▸ **Task details**
Render the part of the rows that opens with the line containing "Where is each" and closes with the line containing "y-tick-label: 6 % [38, 95, 68, 116]", both lines included, as a Markdown table with the columns Number and Line, skipping blank lines. Include only those lines.

▸ **Given records**
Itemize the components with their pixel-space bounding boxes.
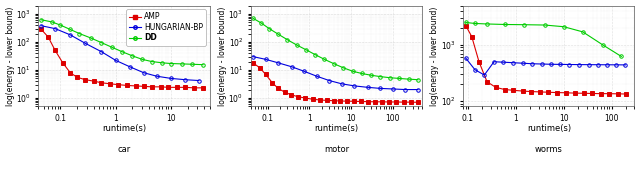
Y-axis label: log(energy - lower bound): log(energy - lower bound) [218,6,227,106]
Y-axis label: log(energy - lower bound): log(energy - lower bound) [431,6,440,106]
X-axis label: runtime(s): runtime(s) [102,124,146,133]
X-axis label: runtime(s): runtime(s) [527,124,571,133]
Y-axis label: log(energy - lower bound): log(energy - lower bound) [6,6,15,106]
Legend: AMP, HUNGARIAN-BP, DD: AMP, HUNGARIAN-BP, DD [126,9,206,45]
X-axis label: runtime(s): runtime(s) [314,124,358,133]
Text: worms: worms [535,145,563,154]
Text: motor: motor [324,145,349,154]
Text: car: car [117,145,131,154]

...

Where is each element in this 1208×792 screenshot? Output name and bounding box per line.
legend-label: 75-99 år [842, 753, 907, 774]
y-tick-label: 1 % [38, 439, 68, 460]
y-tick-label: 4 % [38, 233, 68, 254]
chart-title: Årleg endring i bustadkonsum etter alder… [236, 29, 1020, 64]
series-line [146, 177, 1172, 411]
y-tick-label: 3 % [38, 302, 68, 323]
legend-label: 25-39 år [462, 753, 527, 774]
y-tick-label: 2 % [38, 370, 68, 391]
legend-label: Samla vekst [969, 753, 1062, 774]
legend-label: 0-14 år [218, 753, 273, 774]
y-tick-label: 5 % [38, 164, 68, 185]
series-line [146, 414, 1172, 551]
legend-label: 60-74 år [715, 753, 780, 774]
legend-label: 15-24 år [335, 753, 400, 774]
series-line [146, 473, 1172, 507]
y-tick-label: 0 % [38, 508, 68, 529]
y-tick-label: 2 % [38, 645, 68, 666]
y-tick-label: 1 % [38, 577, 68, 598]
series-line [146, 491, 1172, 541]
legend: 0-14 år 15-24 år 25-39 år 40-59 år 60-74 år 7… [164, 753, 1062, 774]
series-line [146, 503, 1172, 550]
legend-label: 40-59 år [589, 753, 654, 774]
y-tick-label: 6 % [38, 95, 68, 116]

--

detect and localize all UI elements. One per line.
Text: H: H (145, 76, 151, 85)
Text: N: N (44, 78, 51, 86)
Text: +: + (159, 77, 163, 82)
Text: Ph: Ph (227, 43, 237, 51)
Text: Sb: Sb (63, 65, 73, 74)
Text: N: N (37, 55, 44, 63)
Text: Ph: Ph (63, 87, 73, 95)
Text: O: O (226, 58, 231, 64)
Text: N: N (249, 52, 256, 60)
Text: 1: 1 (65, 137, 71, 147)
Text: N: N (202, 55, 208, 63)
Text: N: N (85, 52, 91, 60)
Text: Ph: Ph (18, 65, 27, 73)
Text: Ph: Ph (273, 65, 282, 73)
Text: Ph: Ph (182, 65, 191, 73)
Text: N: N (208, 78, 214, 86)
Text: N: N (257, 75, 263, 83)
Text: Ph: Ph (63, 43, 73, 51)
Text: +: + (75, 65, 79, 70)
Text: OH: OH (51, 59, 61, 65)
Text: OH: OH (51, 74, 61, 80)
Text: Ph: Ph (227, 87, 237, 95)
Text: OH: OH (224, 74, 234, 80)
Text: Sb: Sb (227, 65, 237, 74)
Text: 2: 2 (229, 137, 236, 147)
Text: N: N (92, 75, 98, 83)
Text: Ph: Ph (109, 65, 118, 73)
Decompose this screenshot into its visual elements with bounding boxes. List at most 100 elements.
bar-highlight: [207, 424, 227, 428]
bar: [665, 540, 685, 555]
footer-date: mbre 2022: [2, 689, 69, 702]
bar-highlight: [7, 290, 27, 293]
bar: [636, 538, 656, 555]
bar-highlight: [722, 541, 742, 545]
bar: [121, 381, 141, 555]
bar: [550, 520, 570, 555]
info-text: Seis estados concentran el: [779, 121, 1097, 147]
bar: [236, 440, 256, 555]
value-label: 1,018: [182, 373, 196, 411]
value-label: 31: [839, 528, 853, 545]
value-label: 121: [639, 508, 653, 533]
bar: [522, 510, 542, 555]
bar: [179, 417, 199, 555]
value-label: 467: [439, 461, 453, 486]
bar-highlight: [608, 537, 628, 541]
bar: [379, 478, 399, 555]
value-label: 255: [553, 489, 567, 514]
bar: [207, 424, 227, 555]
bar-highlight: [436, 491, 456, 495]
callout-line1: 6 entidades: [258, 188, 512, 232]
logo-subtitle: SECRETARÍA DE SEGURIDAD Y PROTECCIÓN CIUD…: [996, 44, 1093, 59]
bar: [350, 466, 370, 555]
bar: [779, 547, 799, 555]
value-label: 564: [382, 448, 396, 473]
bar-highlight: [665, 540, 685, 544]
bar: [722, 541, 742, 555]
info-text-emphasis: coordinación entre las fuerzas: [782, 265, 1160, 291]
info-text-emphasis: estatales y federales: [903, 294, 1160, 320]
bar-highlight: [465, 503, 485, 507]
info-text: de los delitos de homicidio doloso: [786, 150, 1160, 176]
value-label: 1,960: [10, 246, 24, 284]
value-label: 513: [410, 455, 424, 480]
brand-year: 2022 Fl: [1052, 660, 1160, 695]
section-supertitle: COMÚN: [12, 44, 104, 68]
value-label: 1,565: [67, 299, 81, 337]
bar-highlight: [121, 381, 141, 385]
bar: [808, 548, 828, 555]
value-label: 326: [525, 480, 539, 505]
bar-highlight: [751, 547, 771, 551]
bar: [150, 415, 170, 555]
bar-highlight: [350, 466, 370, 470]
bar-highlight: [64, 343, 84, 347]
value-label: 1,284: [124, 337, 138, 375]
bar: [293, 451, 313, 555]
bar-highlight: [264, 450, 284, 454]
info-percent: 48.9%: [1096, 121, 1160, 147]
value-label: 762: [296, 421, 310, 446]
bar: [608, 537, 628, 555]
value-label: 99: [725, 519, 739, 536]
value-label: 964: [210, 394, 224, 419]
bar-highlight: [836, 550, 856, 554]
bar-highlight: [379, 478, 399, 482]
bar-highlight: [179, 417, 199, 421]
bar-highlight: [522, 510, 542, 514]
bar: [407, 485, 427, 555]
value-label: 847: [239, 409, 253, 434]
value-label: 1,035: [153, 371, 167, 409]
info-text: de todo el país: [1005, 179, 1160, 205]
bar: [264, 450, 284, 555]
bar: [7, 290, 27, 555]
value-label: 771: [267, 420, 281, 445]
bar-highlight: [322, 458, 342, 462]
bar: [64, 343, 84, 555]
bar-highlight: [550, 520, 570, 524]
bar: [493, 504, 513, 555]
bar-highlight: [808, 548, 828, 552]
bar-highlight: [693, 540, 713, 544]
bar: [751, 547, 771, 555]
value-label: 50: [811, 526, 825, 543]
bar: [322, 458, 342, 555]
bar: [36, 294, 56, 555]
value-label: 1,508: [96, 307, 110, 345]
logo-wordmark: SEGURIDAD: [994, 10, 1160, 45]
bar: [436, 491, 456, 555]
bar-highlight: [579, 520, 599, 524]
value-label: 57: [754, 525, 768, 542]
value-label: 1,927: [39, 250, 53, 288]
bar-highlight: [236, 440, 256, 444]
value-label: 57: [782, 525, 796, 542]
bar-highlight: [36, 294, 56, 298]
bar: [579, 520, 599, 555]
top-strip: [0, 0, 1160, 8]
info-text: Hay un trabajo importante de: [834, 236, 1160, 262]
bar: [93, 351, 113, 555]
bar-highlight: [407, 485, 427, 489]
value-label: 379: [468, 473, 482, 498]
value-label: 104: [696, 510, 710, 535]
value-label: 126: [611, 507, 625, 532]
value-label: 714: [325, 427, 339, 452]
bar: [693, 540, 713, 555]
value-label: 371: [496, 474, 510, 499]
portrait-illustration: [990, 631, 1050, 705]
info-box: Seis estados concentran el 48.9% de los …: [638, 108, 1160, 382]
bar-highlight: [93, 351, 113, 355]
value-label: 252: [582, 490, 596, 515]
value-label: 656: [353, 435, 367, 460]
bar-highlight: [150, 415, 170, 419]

▸ **Result of this task**
| Number | Line |
|---|---|
| 1 | Where is each element in this 1208×792 screenshot? Output name and bounding box per line. |
| 2 | legend-label: 75-99 år [842, 753, 907, 774] |
| 3 | y-tick-label: 1 % [38, 439, 68, 460] |
| 4 | y-tick-label: 4 % [38, 233, 68, 254] |
| 5 | chart-title: Årleg endring i bustadkonsum etter alder… [236, 29, 1020, 64] |
| 6 | series-line [146, 177, 1172, 411] |
| 7 | y-tick-label: 3 % [38, 302, 68, 323] |
| 8 | legend-label: 25-39 år [462, 753, 527, 774] |
| 9 | y-tick-label: 2 % [38, 370, 68, 391] |
| 10 | legend-label: Samla vekst [969, 753, 1062, 774] |
| 11 | legend-label: 0-14 år [218, 753, 273, 774] |
| 12 | y-tick-label: 5 % [38, 164, 68, 185] |
| 13 | series-line [146, 414, 1172, 551] |
| 14 | legend-label: 60-74 år [715, 753, 780, 774] |
| 15 | legend-label: 15-24 år [335, 753, 400, 774] |
| 16 | series-line [146, 473, 1172, 507] |
| 17 | y-tick-label: 0 % [38, 508, 68, 529] |
| 18 | y-tick-label: 2 % [38, 645, 68, 666] |
| 19 | y-tick-label: 1 % [38, 577, 68, 598] |
| 20 | series-line [146, 491, 1172, 541] |
| 21 | legend: 0-14 år 15-24 år 25-39 år 40-59 år 60-74 år 7… [164, 753, 1062, 774] |
| 22 | series-line [146, 503, 1172, 550] |
| 23 | legend-label: 40-59 år [589, 753, 654, 774] |
| 24 | y-tick-label: 6 % [38, 95, 68, 116] |